## ЦЕЛЬ A
Какая кличка закрепилась за майором Люденом, согласно фрагменту текста?

## ФРАГМЕНТ ТЕКСТА
-=-=-
За ночь я написал очерк об англичанах «Общий язык», а утром, открыв газеты, с огорчением увидел, что в «Известиях» за 5 октября уже напечатана корреспонденция Склезнева об этих же самых англичанах. Корреспонденция, на мой взгляд, была не такая уж хорошая, но, так или иначе, этот материал на ближайшее время был исчерпан, и я, перечитав свой написанный за ночь очерк, положил его в полевую сумку.
Выходило, что главное, из-за чего мы приехали, с точки зрения материала в газете, не состоялось. Вставал вопрос: что дальше? Настроение было поганое. Из Москвы начали идти тревожные известия о том, что немцы прорвали фронт и наступают. Первое чувство было – бросить все и вернуться!
Но, с другой стороны, нельзя было делать такой огромный конец впустую. Вдобавок меня тревожило, что в период отступления – я это уже хорошо знал по своему опыту – ценный для газеты материал получить почти невозможно и, значит, газета сидит голодная. Именно в такие дни, как никогда, нужны материалы с других, устойчивых участков фронта.
А еще, кроме всего прочего, мне очень хотелось после Одессы – самой южной точки фронта – побывать на Рыбачьем полуострове, на самой северной его точке. Но на море были шторма, и на Рыбачий ни сегодня, ни завтра не было надежды выбраться. А газета не ждала!
Поэтому я занялся делом, которое меньше всего люблю, – стал собирать с чужих слов материал для того, чтобы немедленно передать какой-нибудь очерк.
Впрочем, на этот раз мне повезло, и я познакомился с рядом людей, которые стали потом моими фронтовыми друзьями.
В морской разведке я познакомился с ее начальником, капитаном Визгиным, плотным, веселым человеком, добродушным, хотя и несколько резковатым в обращении, и с его заместителями. Один из них был сдержанный, невозмутимый подполковник Добротин. Когда-то он начинал свою судьбу в Конармии, потом много ездил по белу свету, уж не знаю, в качестве кого, хорошо владел языками, был очень вежлив и обязателен – словом, являл собой тот тип высокообразованного военного-профессионала, с которым не каждый день встретишься.
Он довольно подробно рассказал мне о работе морской разведки, прохаживаясь по комнате и слегка волоча ногу, еще не зажившую после недавнего ранения во время одной из наших диверсий против немцев в Норвегии.
Познакомился я и со вторым помощником Визгина, с майором Люденом.
Люден был полной противоположностью Добротина. Это был своего рода еврейский гусар – среднего роста, толстеющий, лысеющий человек, в толстых очках, блестевших какими-то восьмигранными стеклами. У него были шумные повадки одессита и привычка вечно напевать какие-то арии и ариозо. Судя по всему, у него, как и у Добротина, был порядочный опыт за спиной и заграничные командировки, но при этом страшная любовь ко всему таинственному и романтическому. Говорил он об этом шумно, с азартом, и хотя, по сути, не выбалтывал ничего лишнего, то есть вовсе не был трепачом в отношении действительных секретов, но в его манере обращения и в его разговорах присутствовал оттенок чего-то немножко несерьезного, трепаческого. За ним утвердилась кличка Диверсант, которая ему самому очень нравилась.
-=-=-
## МАТЕРИАЛ ЗАДАНИЯ
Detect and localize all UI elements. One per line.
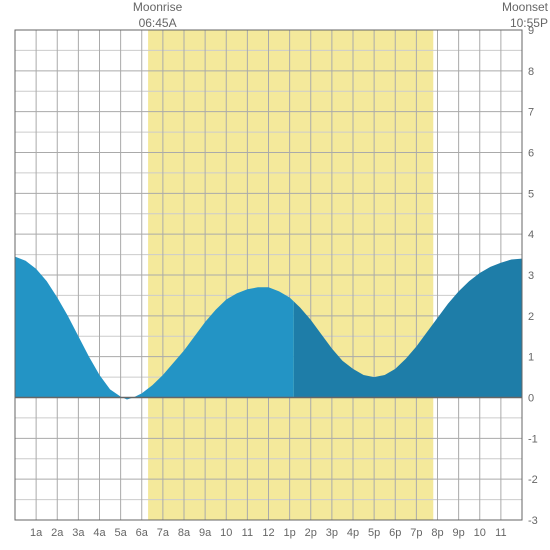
x-tick-label: 5p (368, 527, 380, 539)
x-tick-label: 5a (115, 527, 128, 539)
x-tick-label: 7p (410, 527, 422, 539)
x-tick-label: 9a (199, 527, 212, 539)
moonset-text: Moonset (502, 0, 548, 14)
y-tick-label: -3 (528, 515, 538, 527)
x-tick-label: 8p (431, 527, 443, 539)
x-tick-label: 11 (495, 527, 506, 539)
y-tick-label: 2 (528, 311, 534, 323)
y-tick-label: 3 (528, 270, 534, 282)
moonrise-time: 06:45A (128, 16, 188, 32)
x-tick-label: 1a (30, 527, 43, 539)
y-tick-label: 5 (528, 188, 534, 200)
x-tick-label: 12 (262, 527, 274, 539)
x-tick-label: 11 (242, 527, 253, 539)
moonrise-label: Moonrise 06:45A (128, 0, 188, 31)
x-tick-label: 6p (389, 527, 401, 539)
y-tick-label: 1 (528, 352, 534, 364)
x-tick-label: 1p (284, 527, 296, 539)
x-tick-label: 9p (453, 527, 465, 539)
x-tick-label: 7a (157, 527, 170, 539)
x-tick-label: 4a (93, 527, 106, 539)
y-tick-label: 6 (528, 148, 534, 160)
x-tick-label: 10 (474, 527, 486, 539)
x-tick-label: 10 (220, 527, 232, 539)
y-tick-label: 0 (528, 393, 534, 405)
y-tick-label: -2 (528, 474, 538, 486)
moonrise-text: Moonrise (133, 0, 182, 14)
x-tick-label: 2p (305, 527, 317, 539)
chart-svg: -3-2-101234567891a2a3a4a5a6a7a8a9a101112… (0, 0, 550, 550)
y-tick-label: -1 (528, 433, 538, 445)
moonset-time: 10:55P (488, 16, 548, 32)
x-tick-label: 2a (51, 527, 64, 539)
y-tick-label: 8 (528, 66, 534, 78)
moonset-label: Moonset 10:55P (488, 0, 548, 31)
x-tick-label: 3p (326, 527, 338, 539)
x-tick-label: 6a (136, 527, 149, 539)
y-tick-label: 7 (528, 107, 534, 119)
y-tick-label: 4 (528, 229, 534, 241)
tide-chart: Moonrise 06:45A Moonset 10:55P -3-2-1012… (0, 0, 550, 550)
x-tick-label: 8a (178, 527, 191, 539)
x-tick-label: 3a (72, 527, 85, 539)
x-tick-label: 4p (347, 527, 359, 539)
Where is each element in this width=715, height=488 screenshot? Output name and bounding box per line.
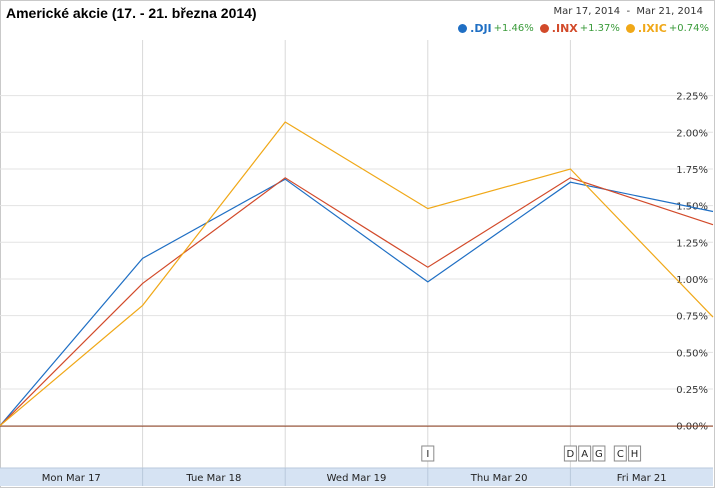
y-tick-label: 2.00% [676,128,708,139]
x-tick-label: Wed Mar 19 [327,473,387,484]
x-tick-label: Mon Mar 17 [42,473,101,484]
y-tick-label: 1.00% [676,275,708,286]
event-flag [628,445,642,462]
series-line-dji [0,178,714,427]
event-flag-label: A [581,449,588,460]
y-tick-label: 0.75% [676,312,708,323]
legend-item-inx[interactable]: .INX +1.37% [539,22,620,35]
legend-name-ixic: .IXIC [637,22,667,35]
legend-change-dji: +1.46% [493,23,534,34]
date-range: Mar 17, 2014 - Mar 21, 2014 [553,6,703,17]
event-flag-label: C [617,449,624,460]
legend: .DJI +1.46% .INX +1.37% .IXIC +0.74% [458,22,709,35]
y-tick-label: 0.50% [676,348,708,359]
x-tick-label: Thu Mar 20 [470,473,528,484]
legend-dot-dji [458,24,468,33]
legend-item-ixic[interactable]: .IXIC +0.74% [625,22,709,35]
event-flag [613,445,627,462]
event-flag [578,445,592,462]
series-line-ixic [0,121,714,427]
chart-title: Americké akcie (17. - 21. března 2014) [6,5,257,21]
y-tick-label: 0.25% [676,385,708,396]
legend-change-inx: +1.37% [579,23,620,34]
y-tick-label: 2.25% [676,92,708,103]
x-axis-band [0,468,713,486]
x-tick-label: Fri Mar 21 [617,473,667,484]
event-flag-label: D [567,449,575,460]
event-flag-label: H [631,449,639,460]
event-flag [592,445,606,462]
legend-dot-ixic [625,24,635,33]
x-tick-label: Tue Mar 18 [185,473,241,484]
legend-item-dji[interactable]: .DJI +1.46% [458,22,534,35]
legend-name-dji: .DJI [470,22,492,35]
event-flag-label: G [595,449,603,460]
legend-dot-inx [539,24,549,33]
y-tick-label: 0.00% [676,422,708,433]
legend-change-ixic: +0.74% [668,23,709,34]
event-flag-label: I [426,449,429,460]
event-flag [563,445,577,462]
event-flag [421,445,435,462]
y-tick-label: 1.25% [676,238,708,249]
y-tick-label: 1.75% [676,165,708,176]
series-line-inx [0,177,714,427]
legend-name-inx: .INX [551,22,578,35]
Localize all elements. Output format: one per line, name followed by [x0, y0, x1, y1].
-=-=-
## ЦЕЛЬ B
Продублируйте без изменений участок листинга от самого его начала до строки с «Where is each» включительно. Изображения в ответ не включайте.

## ОЖИДАЕМЫЙ РЕЗУЛЬТАТ A
За майором Люденом утвердилась кличка Диверсант.

## ОЖИДАЕМЫЙ РЕЗУЛЬТАТ B
Detect and localize all UI elements. One per line.
x-tick-label: 5p (368, 527, 380, 539)
x-tick-label: 5a (115, 527, 128, 539)
x-tick-label: 7p (410, 527, 422, 539)
x-tick-label: 9a (199, 527, 212, 539)
moonset-text: Moonset (502, 0, 548, 14)
y-tick-label: -3 (528, 515, 538, 527)
x-tick-label: 8p (431, 527, 443, 539)
x-tick-label: 11 (495, 527, 506, 539)
y-tick-label: 2 (528, 311, 534, 323)
y-tick-label: 3 (528, 270, 534, 282)
moonrise-time: 06:45A (128, 16, 188, 32)
x-tick-label: 1a (30, 527, 43, 539)
y-tick-label: 5 (528, 188, 534, 200)
x-tick-label: 12 (262, 527, 274, 539)
x-tick-label: 11 (242, 527, 253, 539)
moonrise-label: Moonrise 06:45A (128, 0, 188, 31)
x-tick-label: 6p (389, 527, 401, 539)
y-tick-label: 1 (528, 352, 534, 364)
x-tick-label: 1p (284, 527, 296, 539)
x-tick-label: 9p (453, 527, 465, 539)
x-tick-label: 7a (157, 527, 170, 539)
x-tick-label: 4a (93, 527, 106, 539)
y-tick-label: 6 (528, 148, 534, 160)
x-tick-label: 10 (474, 527, 486, 539)
x-tick-label: 10 (220, 527, 232, 539)
y-tick-label: 0 (528, 393, 534, 405)
y-tick-label: -2 (528, 474, 538, 486)
moonrise-text: Moonrise (133, 0, 182, 14)
x-tick-label: 2p (305, 527, 317, 539)
chart-svg: -3-2-101234567891a2a3a4a5a6a7a8a9a101112… (0, 0, 550, 550)
y-tick-label: -1 (528, 433, 538, 445)
moonset-time: 10:55P (488, 16, 548, 32)
x-tick-label: 2a (51, 527, 64, 539)
y-tick-label: 8 (528, 66, 534, 78)
moonset-label: Moonset 10:55P (488, 0, 548, 31)
x-tick-label: 3p (326, 527, 338, 539)
x-tick-label: 6a (136, 527, 149, 539)
y-tick-label: 7 (528, 107, 534, 119)
y-tick-label: 4 (528, 229, 534, 241)
tide-chart: Moonrise 06:45A Moonset 10:55P -3-2-1012… (0, 0, 550, 550)
x-tick-label: 8a (178, 527, 191, 539)
x-tick-label: 3a (72, 527, 85, 539)
x-tick-label: 4p (347, 527, 359, 539)
Where is each element in this width=715, height=488 screenshot? Output name and bounding box per line.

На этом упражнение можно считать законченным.